- [Instructions for the task]:
Your task is to reproduce the entries below word for word.

- [Records for the exercise]:
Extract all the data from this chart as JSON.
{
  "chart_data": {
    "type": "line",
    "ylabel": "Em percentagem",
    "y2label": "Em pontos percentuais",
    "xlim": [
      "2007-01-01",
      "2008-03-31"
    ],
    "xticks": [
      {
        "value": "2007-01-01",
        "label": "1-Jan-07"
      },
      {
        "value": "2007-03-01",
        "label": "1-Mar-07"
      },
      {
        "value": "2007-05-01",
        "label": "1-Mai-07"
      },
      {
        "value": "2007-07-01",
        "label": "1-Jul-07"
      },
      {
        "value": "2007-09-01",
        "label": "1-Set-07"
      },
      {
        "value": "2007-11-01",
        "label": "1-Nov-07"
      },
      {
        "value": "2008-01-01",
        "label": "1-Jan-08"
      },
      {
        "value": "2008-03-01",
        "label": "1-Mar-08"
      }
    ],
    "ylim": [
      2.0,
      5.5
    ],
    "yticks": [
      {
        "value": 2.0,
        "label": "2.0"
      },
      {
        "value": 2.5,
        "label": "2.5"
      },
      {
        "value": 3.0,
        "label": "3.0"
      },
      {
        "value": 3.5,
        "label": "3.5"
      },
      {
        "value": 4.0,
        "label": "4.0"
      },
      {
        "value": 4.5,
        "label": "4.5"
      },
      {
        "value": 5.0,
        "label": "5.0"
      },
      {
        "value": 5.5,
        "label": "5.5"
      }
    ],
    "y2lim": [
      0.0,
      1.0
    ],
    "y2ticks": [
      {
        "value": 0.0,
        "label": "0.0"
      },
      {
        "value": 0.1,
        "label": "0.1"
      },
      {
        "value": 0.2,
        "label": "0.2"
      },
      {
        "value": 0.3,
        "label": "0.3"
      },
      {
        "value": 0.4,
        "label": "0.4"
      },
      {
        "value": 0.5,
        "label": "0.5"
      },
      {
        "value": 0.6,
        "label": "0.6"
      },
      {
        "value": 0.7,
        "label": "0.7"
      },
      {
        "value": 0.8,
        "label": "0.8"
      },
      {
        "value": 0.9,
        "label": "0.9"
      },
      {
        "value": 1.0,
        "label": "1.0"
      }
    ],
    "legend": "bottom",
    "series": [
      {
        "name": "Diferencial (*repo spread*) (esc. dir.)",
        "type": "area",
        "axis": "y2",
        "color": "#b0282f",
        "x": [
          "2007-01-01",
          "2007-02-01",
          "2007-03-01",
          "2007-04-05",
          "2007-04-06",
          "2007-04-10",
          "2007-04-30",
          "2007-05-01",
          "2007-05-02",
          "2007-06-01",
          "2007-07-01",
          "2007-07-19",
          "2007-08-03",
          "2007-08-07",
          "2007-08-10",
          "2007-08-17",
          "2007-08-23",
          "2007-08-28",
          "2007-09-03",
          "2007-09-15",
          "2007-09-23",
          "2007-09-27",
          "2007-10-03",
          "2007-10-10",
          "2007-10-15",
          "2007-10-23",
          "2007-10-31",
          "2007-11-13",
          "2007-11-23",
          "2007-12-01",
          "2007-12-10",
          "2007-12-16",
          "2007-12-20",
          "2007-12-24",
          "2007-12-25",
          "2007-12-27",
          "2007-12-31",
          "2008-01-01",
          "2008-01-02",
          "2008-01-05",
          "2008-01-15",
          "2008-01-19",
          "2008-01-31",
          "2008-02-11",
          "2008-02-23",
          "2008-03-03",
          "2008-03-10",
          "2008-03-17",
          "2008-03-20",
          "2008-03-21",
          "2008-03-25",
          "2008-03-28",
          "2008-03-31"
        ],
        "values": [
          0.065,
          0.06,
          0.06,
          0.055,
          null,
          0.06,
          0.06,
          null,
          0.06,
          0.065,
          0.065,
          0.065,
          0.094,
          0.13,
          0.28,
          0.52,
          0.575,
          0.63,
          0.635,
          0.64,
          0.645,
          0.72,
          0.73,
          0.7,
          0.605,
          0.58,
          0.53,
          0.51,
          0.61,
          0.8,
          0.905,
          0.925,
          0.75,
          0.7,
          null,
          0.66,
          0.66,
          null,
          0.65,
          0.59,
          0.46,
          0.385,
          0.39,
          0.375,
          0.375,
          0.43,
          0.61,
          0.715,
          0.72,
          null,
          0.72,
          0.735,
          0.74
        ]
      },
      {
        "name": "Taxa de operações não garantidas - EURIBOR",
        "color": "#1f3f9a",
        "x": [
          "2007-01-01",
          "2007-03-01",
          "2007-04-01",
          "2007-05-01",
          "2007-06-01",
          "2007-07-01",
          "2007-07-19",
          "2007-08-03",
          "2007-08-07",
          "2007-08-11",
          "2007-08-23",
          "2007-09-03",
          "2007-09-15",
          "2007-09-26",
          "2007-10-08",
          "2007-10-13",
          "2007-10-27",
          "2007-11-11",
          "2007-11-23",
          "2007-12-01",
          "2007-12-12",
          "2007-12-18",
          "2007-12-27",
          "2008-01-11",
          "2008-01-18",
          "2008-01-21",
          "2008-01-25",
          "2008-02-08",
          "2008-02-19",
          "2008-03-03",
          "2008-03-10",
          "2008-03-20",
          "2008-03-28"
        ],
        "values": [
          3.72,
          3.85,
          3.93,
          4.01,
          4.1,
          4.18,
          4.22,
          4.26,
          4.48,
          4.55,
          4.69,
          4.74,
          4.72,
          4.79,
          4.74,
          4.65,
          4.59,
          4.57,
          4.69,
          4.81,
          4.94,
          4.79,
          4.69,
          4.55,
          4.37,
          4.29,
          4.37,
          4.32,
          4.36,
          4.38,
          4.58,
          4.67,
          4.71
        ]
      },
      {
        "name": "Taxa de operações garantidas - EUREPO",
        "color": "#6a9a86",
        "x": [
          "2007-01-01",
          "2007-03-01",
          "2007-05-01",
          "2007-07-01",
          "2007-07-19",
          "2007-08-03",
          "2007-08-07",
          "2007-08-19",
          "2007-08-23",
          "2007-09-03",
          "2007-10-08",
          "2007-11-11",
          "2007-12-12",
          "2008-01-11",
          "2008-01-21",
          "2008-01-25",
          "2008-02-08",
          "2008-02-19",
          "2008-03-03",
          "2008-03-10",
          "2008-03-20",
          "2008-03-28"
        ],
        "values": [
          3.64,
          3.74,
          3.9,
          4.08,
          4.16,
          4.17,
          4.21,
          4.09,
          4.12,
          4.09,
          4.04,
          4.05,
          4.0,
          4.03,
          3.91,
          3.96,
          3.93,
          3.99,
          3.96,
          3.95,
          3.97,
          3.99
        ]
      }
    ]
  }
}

- [Exercise answer]:
Extract all the data from this chart as JSON.
{
  "chart_data": {
    "type": "line",
    "ylabel": "Em percentagem",
    "y2label": "Em pontos percentuais",
    "xlim": [
      "2007-01-01",
      "2008-03-31"
    ],
    "xticks": [
      {
        "value": "2007-01-01",
        "label": "1-Jan-07"
      },
      {
        "value": "2007-03-01",
        "label": "1-Mar-07"
      },
      {
        "value": "2007-05-01",
        "label": "1-Mai-07"
      },
      {
        "value": "2007-07-01",
        "label": "1-Jul-07"
      },
      {
        "value": "2007-09-01",
        "label": "1-Set-07"
      },
      {
        "value": "2007-11-01",
        "label": "1-Nov-07"
      },
      {
        "value": "2008-01-01",
        "label": "1-Jan-08"
      },
      {
        "value": "2008-03-01",
        "label": "1-Mar-08"
      }
    ],
    "ylim": [
      2.0,
      5.5
    ],
    "yticks": [
      {
        "value": 2.0,
        "label": "2.0"
      },
      {
        "value": 2.5,
        "label": "2.5"
      },
      {
        "value": 3.0,
        "label": "3.0"
      },
      {
        "value": 3.5,
        "label": "3.5"
      },
      {
        "value": 4.0,
        "label": "4.0"
      },
      {
        "value": 4.5,
        "label": "4.5"
      },
      {
        "value": 5.0,
        "label": "5.0"
      },
      {
        "value": 5.5,
        "label": "5.5"
      }
    ],
    "y2lim": [
      0.0,
      1.0
    ],
    "y2ticks": [
      {
        "value": 0.0,
        "label": "0.0"
      },
      {
        "value": 0.1,
        "label": "0.1"
      },
      {
        "value": 0.2,
        "label": "0.2"
      },
      {
        "value": 0.3,
        "label": "0.3"
      },
      {
        "value": 0.4,
        "label": "0.4"
      },
      {
        "value": 0.5,
        "label": "0.5"
      },
      {
        "value": 0.6,
        "label": "0.6"
      },
      {
        "value": 0.7,
        "label": "0.7"
      },
      {
        "value": 0.8,
        "label": "0.8"
      },
      {
        "value": 0.9,
        "label": "0.9"
      },
      {
        "value": 1.0,
        "label": "1.0"
      }
    ],
    "legend": "bottom",
    "series": [
      {
        "name": "Diferencial (*repo spread*) (esc. dir.)",
        "type": "area",
        "axis": "y2",
        "color": "#b0282f",
        "x": [
          "2007-01-01",
          "2007-02-01",
          "2007-03-01",
          "2007-04-05",
          "2007-04-06",
          "2007-04-10",
          "2007-04-30",
          "2007-05-01",
          "2007-05-02",
          "2007-06-01",
          "2007-07-01",
          "2007-07-19",
          "2007-08-03",
          "2007-08-07",
          "2007-08-10",
          "2007-08-17",
          "2007-08-23",
          "2007-08-28",
          "2007-09-03",
          "2007-09-15",
          "2007-09-23",
          "2007-09-27",
          "2007-10-03",
          "2007-10-10",
          "2007-10-15",
          "2007-10-23",
          "2007-10-31",
          "2007-11-13",
          "2007-11-23",
          "2007-12-01",
          "2007-12-10",
          "2007-12-16",
          "2007-12-20",
          "2007-12-24",
          "2007-12-25",
          "2007-12-27",
          "2007-12-31",
          "2008-01-01",
          "2008-01-02",
          "2008-01-05",
          "2008-01-15",
          "2008-01-19",
          "2008-01-31",
          "2008-02-11",
          "2008-02-23",
          "2008-03-03",
          "2008-03-10",
          "2008-03-17",
          "2008-03-20",
          "2008-03-21",
          "2008-03-25",
          "2008-03-28",
          "2008-03-31"
        ],
        "values": [
          0.065,
          0.06,
          0.06,
          0.055,
          null,
          0.06,
          0.06,
          null,
          0.06,
          0.065,
          0.065,
          0.065,
          0.094,
          0.13,
          0.28,
          0.52,
          0.575,
          0.63,
          0.635,
          0.64,
          0.645,
          0.72,
          0.73,
          0.7,
          0.605,
          0.58,
          0.53,
          0.51,
          0.61,
          0.8,
          0.905,
          0.925,
          0.75,
          0.7,
          null,
          0.66,
          0.66,
          null,
          0.65,
          0.59,
          0.46,
          0.385,
          0.39,
          0.375,
          0.375,
          0.43,
          0.61,
          0.715,
          0.72,
          null,
          0.72,
          0.735,
          0.74
        ]
      },
      {
        "name": "Taxa de operações não garantidas - EURIBOR",
        "color": "#1f3f9a",
        "x": [
          "2007-01-01",
          "2007-03-01",
          "2007-04-01",
          "2007-05-01",
          "2007-06-01",
          "2007-07-01",
          "2007-07-19",
          "2007-08-03",
          "2007-08-07",
          "2007-08-11",
          "2007-08-23",
          "2007-09-03",
          "2007-09-15",
          "2007-09-26",
          "2007-10-08",
          "2007-10-13",
          "2007-10-27",
          "2007-11-11",
          "2007-11-23",
          "2007-12-01",
          "2007-12-12",
          "2007-12-18",
          "2007-12-27",
          "2008-01-11",
          "2008-01-18",
          "2008-01-21",
          "2008-01-25",
          "2008-02-08",
          "2008-02-19",
          "2008-03-03",
          "2008-03-10",
          "2008-03-20",
          "2008-03-28"
        ],
        "values": [
          3.72,
          3.85,
          3.93,
          4.01,
          4.1,
          4.18,
          4.22,
          4.26,
          4.48,
          4.55,
          4.69,
          4.74,
          4.72,
          4.79,
          4.74,
          4.65,
          4.59,
          4.57,
          4.69,
          4.81,
          4.94,
          4.79,
          4.69,
          4.55,
          4.37,
          4.29,
          4.37,
          4.32,
          4.36,
          4.38,
          4.58,
          4.67,
          4.71
        ]
      },
      {
        "name": "Taxa de operações garantidas - EUREPO",
        "color": "#6a9a86",
        "x": [
          "2007-01-01",
          "2007-03-01",
          "2007-05-01",
          "2007-07-01",
          "2007-07-19",
          "2007-08-03",
          "2007-08-07",
          "2007-08-19",
          "2007-08-23",
          "2007-09-03",
          "2007-10-08",
          "2007-11-11",
          "2007-12-12",
          "2008-01-11",
          "2008-01-21",
          "2008-01-25",
          "2008-02-08",
          "2008-02-19",
          "2008-03-03",
          "2008-03-10",
          "2008-03-20",
          "2008-03-28"
        ],
        "values": [
          3.64,
          3.74,
          3.9,
          4.08,
          4.16,
          4.17,
          4.21,
          4.09,
          4.12,
          4.09,
          4.04,
          4.05,
          4.0,
          4.03,
          3.91,
          3.96,
          3.93,
          3.99,
          3.96,
          3.95,
          3.97,
          3.99
        ]
      }
    ]
  }
}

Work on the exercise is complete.